▶ [Exercise brief] Repeat the listing word for word. No pictures belong in the copy.

▶ [Material for the task]

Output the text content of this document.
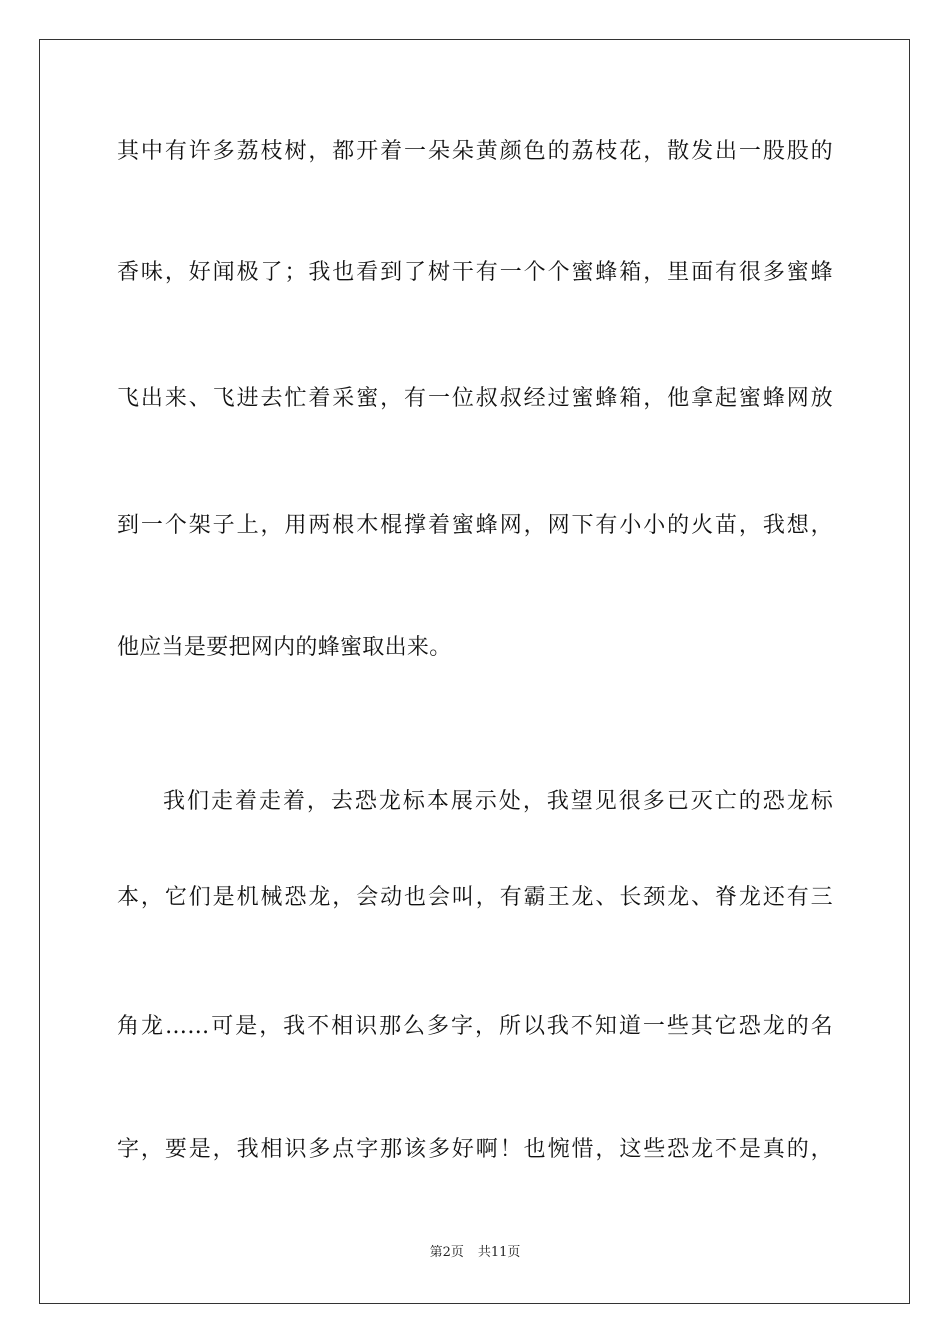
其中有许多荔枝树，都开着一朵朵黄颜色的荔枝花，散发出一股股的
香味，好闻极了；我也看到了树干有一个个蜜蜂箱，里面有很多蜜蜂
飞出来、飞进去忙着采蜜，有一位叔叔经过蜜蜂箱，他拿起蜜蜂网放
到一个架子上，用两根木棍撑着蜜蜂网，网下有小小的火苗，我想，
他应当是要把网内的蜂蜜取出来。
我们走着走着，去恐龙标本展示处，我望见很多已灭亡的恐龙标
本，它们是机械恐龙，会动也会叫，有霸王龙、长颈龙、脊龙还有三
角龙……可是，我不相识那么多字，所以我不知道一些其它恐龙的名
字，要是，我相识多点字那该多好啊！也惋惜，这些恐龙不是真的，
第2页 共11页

▶ [Result of the exercise]
Output the text content of this document.
其中有许多荔枝树，都开着一朵朵黄颜色的荔枝花，散发出一股股的
香味，好闻极了；我也看到了树干有一个个蜜蜂箱，里面有很多蜜蜂
飞出来、飞进去忙着采蜜，有一位叔叔经过蜜蜂箱，他拿起蜜蜂网放
到一个架子上，用两根木棍撑着蜜蜂网，网下有小小的火苗，我想，
他应当是要把网内的蜂蜜取出来。
我们走着走着，去恐龙标本展示处，我望见很多已灭亡的恐龙标
本，它们是机械恐龙，会动也会叫，有霸王龙、长颈龙、脊龙还有三
角龙……可是，我不相识那么多字，所以我不知道一些其它恐龙的名
字，要是，我相识多点字那该多好啊！也惋惜，这些恐龙不是真的，
第2页 共11页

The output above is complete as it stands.